Written request
Each record must be retyped in full. No character may differ.

---------- Task material ----------

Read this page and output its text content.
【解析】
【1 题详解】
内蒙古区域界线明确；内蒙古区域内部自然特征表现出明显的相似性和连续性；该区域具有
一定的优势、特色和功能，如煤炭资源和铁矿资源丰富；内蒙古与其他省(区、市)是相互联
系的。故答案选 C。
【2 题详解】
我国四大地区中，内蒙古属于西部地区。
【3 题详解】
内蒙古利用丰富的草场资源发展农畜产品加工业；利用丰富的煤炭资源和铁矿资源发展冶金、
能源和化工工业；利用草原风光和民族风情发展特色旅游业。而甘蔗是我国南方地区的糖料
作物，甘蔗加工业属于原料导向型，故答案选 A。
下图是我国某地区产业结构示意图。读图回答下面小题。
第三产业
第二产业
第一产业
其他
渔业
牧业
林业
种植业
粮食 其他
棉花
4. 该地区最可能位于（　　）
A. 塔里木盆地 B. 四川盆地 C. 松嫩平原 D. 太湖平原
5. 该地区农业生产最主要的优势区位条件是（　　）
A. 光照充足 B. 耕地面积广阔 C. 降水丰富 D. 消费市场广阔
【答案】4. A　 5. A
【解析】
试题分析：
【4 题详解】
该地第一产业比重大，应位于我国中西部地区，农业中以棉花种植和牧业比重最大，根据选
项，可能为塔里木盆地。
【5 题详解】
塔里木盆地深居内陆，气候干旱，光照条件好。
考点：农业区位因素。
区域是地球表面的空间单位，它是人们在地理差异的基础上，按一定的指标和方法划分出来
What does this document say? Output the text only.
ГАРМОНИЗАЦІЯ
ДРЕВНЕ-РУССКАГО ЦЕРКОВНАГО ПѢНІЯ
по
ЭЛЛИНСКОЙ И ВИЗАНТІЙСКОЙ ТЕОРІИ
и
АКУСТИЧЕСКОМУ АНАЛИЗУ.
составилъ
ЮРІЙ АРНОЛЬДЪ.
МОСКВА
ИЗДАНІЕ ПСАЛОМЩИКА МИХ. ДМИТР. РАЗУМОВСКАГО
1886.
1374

----------

Written solution
Read this page and output its text content.
【解析】
【1 题详解】
内蒙古区域界线明确；内蒙古区域内部自然特征表现出明显的相似性和连续性；该区域具有
一定的优势、特色和功能，如煤炭资源和铁矿资源丰富；内蒙古与其他省(区、市)是相互联
系的。故答案选 C。
【2 题详解】
我国四大地区中，内蒙古属于西部地区。
【3 题详解】
内蒙古利用丰富的草场资源发展农畜产品加工业；利用丰富的煤炭资源和铁矿资源发展冶金、
能源和化工工业；利用草原风光和民族风情发展特色旅游业。而甘蔗是我国南方地区的糖料
作物，甘蔗加工业属于原料导向型，故答案选 A。
下图是我国某地区产业结构示意图。读图回答下面小题。
第三产业
第二产业
第一产业
其他
渔业
牧业
林业
种植业
粮食 其他
棉花
4. 该地区最可能位于（　　）
A. 塔里木盆地 B. 四川盆地 C. 松嫩平原 D. 太湖平原
5. 该地区农业生产最主要的优势区位条件是（　　）
A. 光照充足 B. 耕地面积广阔 C. 降水丰富 D. 消费市场广阔
【答案】4. A　 5. A
【解析】
试题分析：
【4 题详解】
该地第一产业比重大，应位于我国中西部地区，农业中以棉花种植和牧业比重最大，根据选
项，可能为塔里木盆地。
【5 题详解】
塔里木盆地深居内陆，气候干旱，光照条件好。
考点：农业区位因素。
区域是地球表面的空间单位，它是人们在地理差异的基础上，按一定的指标和方法划分出来
What does this document say? Output the text only.
ГАРМОНИЗАЦІЯ
ДРЕВНЕ-РУССКАГО ЦЕРКОВНАГО ПѢНІЯ
по
ЭЛЛИНСКОЙ И ВИЗАНТІЙСКОЙ ТЕОРІИ
и
АКУСТИЧЕСКОМУ АНАЛИЗУ.
составилъ
ЮРІЙ АРНОЛЬДЪ.
МОСКВА
ИЗДАНІЕ ПСАЛОМЩИКА МИХ. ДМИТР. РАЗУМОВСКАГО
1886.
1374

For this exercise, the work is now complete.